▶ [Given exercise]: Print out the entries below with no edits.

Stored data:
_ _ _ _

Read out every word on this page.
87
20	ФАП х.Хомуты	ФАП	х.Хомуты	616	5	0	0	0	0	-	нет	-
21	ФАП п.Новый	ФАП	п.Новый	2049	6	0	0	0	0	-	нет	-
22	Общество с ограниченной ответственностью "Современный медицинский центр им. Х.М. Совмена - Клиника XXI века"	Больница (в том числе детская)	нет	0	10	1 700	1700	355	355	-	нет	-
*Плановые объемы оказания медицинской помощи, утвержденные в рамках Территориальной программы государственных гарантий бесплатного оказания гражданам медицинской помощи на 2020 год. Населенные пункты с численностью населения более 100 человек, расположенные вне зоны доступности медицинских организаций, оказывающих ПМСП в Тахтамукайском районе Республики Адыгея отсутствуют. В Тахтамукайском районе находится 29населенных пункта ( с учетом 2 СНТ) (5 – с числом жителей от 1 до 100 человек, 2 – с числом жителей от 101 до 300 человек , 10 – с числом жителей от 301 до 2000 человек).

_ _ _ _

▶ [Expected output]:
Read out every word on this page.
87
20	ФАП х.Хомуты	ФАП	х.Хомуты	616	5	0	0	0	0	-	нет	-
21	ФАП п.Новый	ФАП	п.Новый	2049	6	0	0	0	0	-	нет	-
22	Общество с ограниченной ответственностью "Современный медицинский центр им. Х.М. Совмена - Клиника XXI века"	Больница (в том числе детская)	нет	0	10	1 700	1700	355	355	-	нет	-
*Плановые объемы оказания медицинской помощи, утвержденные в рамках Территориальной программы государственных гарантий бесплатного оказания гражданам медицинской помощи на 2020 год. Населенные пункты с численностью населения более 100 человек, расположенные вне зоны доступности медицинских организаций, оказывающих ПМСП в Тахтамукайском районе Республики Адыгея отсутствуют. В Тахтамукайском районе находится 29населенных пункта ( с учетом 2 СНТ) (5 – с числом жителей от 1 до 100 человек, 2 – с числом жителей от 101 до 300 человек , 10 – с числом жителей от 301 до 2000 человек).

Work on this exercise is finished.